- Problem to work on
Pull each line holding "this" out of the entries below.

Data entries:
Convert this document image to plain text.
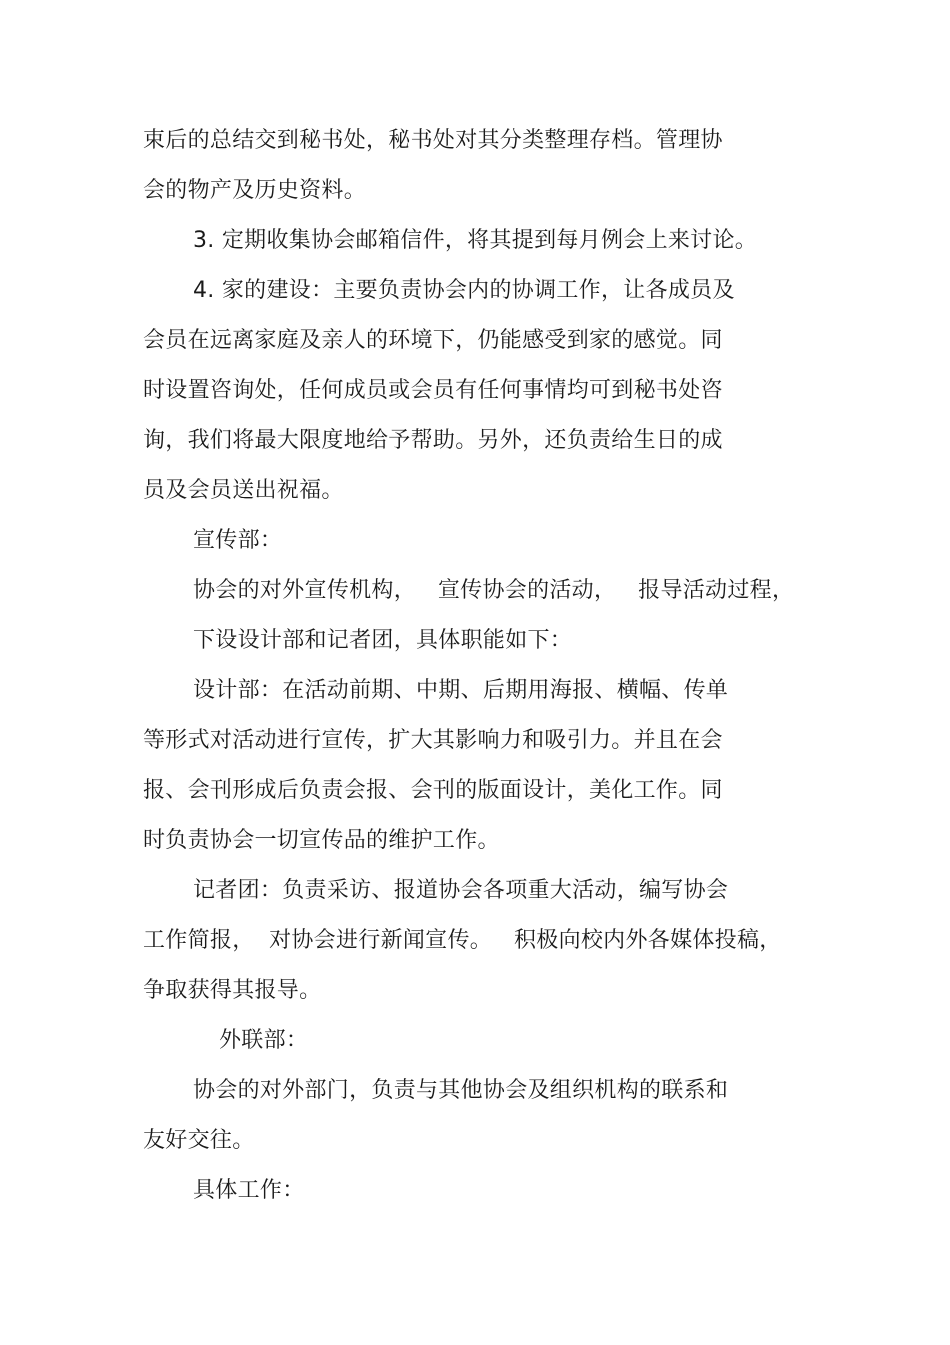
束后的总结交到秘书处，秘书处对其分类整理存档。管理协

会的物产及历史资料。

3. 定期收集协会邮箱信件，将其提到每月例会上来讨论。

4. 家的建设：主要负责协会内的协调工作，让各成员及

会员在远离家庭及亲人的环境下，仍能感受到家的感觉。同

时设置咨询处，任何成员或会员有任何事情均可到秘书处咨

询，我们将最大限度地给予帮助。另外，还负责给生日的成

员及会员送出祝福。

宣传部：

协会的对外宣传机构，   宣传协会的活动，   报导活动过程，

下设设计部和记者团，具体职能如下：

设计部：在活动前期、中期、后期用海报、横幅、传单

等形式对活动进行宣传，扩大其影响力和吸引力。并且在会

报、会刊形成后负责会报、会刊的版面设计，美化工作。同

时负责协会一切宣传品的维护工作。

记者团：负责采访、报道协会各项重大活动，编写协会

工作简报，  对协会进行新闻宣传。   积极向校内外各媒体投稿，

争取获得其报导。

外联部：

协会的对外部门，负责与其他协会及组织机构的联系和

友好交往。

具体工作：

* * *

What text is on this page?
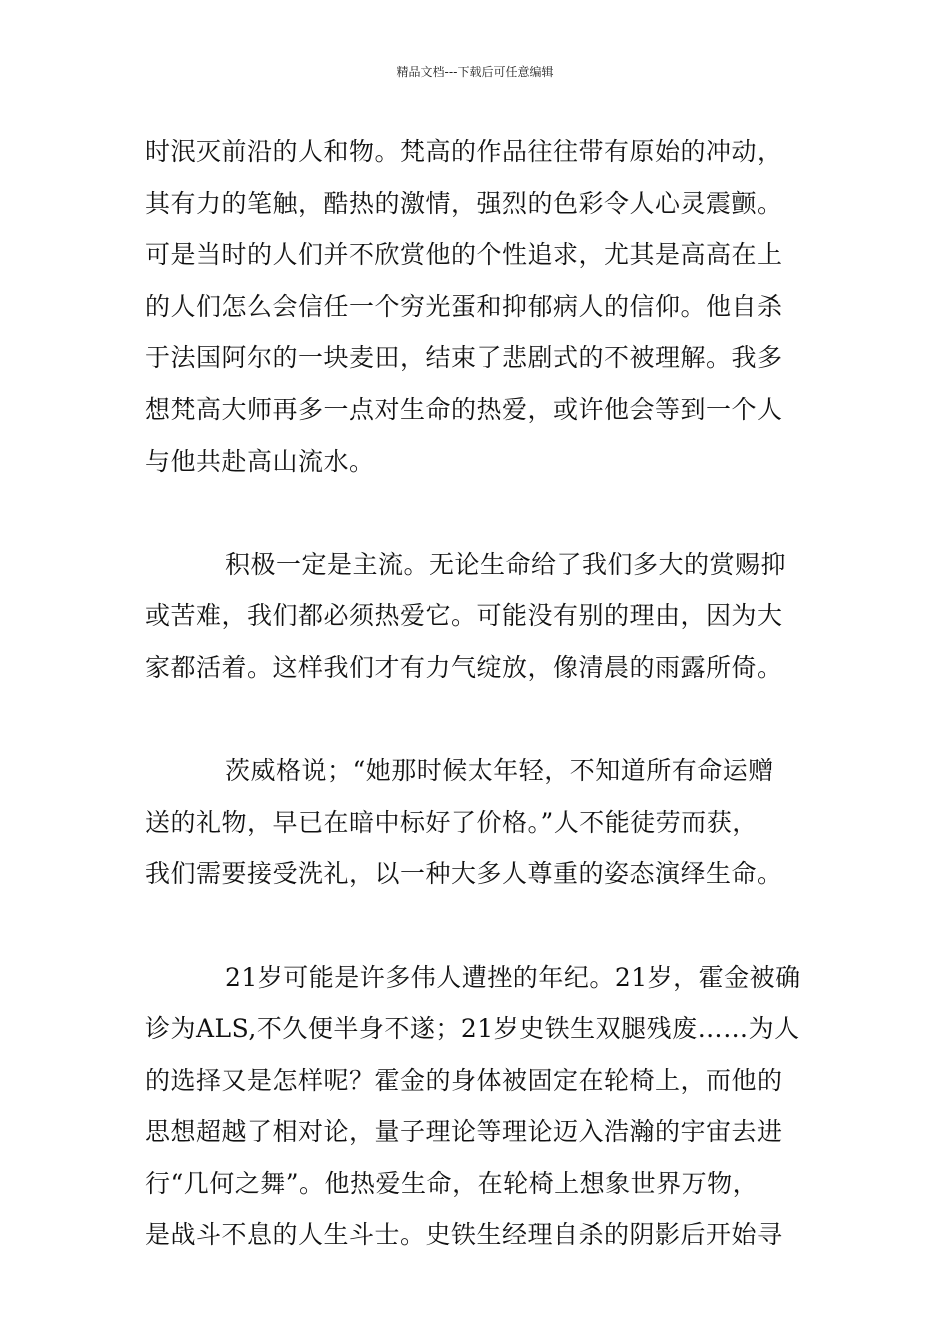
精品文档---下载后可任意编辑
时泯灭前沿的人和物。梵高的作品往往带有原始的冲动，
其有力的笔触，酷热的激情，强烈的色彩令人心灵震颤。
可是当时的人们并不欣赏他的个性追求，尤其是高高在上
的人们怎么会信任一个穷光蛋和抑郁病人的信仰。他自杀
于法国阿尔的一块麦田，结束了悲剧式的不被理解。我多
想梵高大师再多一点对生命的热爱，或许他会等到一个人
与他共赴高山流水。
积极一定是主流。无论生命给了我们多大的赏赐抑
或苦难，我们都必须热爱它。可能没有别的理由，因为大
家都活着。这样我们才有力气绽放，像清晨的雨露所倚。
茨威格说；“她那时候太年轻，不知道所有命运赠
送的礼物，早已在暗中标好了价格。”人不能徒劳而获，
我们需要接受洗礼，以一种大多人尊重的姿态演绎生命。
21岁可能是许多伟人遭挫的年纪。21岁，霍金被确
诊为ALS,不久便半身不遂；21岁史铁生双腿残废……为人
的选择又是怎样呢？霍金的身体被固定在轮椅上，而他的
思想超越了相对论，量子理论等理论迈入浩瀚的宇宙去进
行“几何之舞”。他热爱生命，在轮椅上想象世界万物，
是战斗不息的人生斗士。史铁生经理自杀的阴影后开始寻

- Complete response
Convert this document image to plain text.
What text is on this page?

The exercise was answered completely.